» EXTRAIT DU DOCUMENT:

Le FSB a-t-il voulu cloner Macron ?

Moscou, le samedi 12 février 2022 – En visite à Moscou, le Président de la République Emmanuel Macron aurait refusé de réaliser un test PCR, avançant une justification étonnante.

L’image a beaucoup intrigué et même amusé les Français. Lors de leur rencontre au Kremlin ce lundi, à l’occasion de la crise ukrainienne, le Président français Emmanuel Macron et le Président russe Vladimir Poutine se sont retrouvés aux deux extrémités d’une interminable table. Une mise en scène que l’on croyait à première vue destinée à doubler la distance diplomatique que Moscou souhaite entretenir avec la France et l’Occident d’une distance physique et ainsi « humilier » (le mot n’est pas trop fort connaissant Poutine) l’invité français.

Le FSB n’est pas très calé en génétique

Mais au-delà des considérations diplomatiques, ce serait pour une raison sanitaire que le maître du Kremlin a fait installer une table aussi longue. En effet, le Président Poutine vit depuis le début de l’épidémie de Covid-19 dans une véritable bulle sanitaire. Selon l’agence Reuters, qui révèle cette information, Emmanuel Macron a été mis par les autorités russes devant une alternative : soit il acceptait de réaliser un test PCR à son arrivée à Moscou, soit il devait se soumettre à un protocole sanitaire strict et notamment utiliser cette très longue table. Toujours selon Reuters, le Président de la République aurait choisi la deuxième option, ces médecins lui déconseillant de faire un test PCR… pour éviter que les Russes n’aient accès à son ADN !

» CONSIGNE A: Les affirmations suivantes concordent-elles avec l'article sur la visite de Macron à Moscou ? Répondez par oui ou par non à chacune, en citant les mots décisifs de l'article. (i) Selon Reuters, Emmanuel Macron a accepté de faire un test PCR à son arrivée à Moscou. (ii) Vladimir Poutine vit dans une bulle sanitaire depuis le début de l'épidémie de Covid-19. (iii) La rencontre au Kremlin a eu lieu à l'occasion de la crise ukrainienne.
» CONSIGNE B: Recopiez sans aucun changement le passage de l'article sur la visite de Macron à Moscou qui commence par « Mais au-delà des » et se termine par « à son ADN ! ».
Les lignes qui viennent ensuite forment un matériau distinct de l'article.

» EXTRAIT DE DONNÉES:
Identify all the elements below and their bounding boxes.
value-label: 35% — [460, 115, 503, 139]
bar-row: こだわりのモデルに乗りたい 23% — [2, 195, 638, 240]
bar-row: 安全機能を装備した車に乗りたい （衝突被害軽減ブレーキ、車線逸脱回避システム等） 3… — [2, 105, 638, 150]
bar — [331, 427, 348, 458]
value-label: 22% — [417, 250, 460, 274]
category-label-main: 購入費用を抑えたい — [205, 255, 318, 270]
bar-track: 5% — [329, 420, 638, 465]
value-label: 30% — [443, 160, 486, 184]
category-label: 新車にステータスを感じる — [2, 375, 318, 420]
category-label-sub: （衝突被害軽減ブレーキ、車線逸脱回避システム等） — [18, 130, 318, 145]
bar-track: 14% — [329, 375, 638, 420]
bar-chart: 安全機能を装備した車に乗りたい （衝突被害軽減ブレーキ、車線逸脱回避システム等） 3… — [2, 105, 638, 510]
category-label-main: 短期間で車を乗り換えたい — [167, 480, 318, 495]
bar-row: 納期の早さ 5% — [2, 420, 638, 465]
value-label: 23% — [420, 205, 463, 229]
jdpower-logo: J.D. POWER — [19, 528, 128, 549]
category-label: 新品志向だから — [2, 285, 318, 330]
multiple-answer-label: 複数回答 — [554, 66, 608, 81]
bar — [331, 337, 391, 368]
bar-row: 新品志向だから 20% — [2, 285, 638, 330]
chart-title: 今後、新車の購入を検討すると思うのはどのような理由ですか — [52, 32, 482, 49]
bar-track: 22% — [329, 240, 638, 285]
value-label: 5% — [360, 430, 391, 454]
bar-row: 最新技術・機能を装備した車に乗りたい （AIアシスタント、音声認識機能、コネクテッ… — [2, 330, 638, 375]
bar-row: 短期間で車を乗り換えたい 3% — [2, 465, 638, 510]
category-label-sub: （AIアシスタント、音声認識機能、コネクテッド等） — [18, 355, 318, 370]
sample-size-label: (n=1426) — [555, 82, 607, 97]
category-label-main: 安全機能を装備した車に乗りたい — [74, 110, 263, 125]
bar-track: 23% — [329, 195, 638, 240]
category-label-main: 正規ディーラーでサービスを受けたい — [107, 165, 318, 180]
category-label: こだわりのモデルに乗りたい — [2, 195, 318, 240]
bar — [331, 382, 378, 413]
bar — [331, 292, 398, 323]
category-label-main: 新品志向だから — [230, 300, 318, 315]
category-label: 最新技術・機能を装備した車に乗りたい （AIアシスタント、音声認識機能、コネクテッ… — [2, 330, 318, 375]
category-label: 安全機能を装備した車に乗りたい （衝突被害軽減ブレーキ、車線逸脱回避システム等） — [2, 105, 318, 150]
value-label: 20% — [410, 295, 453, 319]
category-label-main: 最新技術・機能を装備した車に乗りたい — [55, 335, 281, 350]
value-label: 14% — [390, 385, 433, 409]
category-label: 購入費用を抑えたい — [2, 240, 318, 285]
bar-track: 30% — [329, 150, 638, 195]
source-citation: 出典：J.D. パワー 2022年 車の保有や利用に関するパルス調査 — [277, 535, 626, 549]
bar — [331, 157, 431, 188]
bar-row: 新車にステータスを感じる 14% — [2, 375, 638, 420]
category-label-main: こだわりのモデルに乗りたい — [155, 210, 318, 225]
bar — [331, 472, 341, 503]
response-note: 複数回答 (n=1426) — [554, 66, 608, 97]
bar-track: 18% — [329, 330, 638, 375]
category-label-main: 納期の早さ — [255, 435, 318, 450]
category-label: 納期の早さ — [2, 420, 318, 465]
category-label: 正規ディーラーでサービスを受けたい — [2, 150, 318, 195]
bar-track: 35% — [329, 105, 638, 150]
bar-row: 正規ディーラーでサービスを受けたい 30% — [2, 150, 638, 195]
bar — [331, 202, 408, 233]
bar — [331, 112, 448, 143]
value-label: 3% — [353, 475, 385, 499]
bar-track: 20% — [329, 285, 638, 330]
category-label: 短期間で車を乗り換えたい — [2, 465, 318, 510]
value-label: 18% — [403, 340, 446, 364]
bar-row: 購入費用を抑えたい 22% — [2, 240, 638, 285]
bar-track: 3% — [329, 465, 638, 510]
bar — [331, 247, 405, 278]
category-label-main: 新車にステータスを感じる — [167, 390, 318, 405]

» CORRIGÉ A:
(i) Non : « le Président de la République aurait choisi la deuxième option »
(ii) Oui : « le Président Poutine vit depuis le début de l’épidémie de Covid-19 dans une véritable bulle sanitaire »
(iii) Oui : « à l’occasion de la crise ukrainienne »

» CORRIGÉ B:
Mais au-delà des considérations diplomatiques, ce serait pour une raison sanitaire que le maître du Kremlin a fait installer une table aussi longue. En effet, le Président Poutine vit depuis le début de l’épidémie de Covid-19 dans une véritable bulle sanitaire. Selon l’agence Reuters, qui révèle cette information, Emmanuel Macron a été mis par les autorités russes devant une alternative : soit il acceptait de réaliser un test PCR à son arrivée à Moscou, soit il devait se soumettre à un protocole sanitaire strict et notamment utiliser cette très longue table. Toujours selon Reuters, le Président de la République aurait choisi la deuxième option, ces médecins lui déconseillant de faire un test PCR… pour éviter que les Russes n’aient accès à son ADN !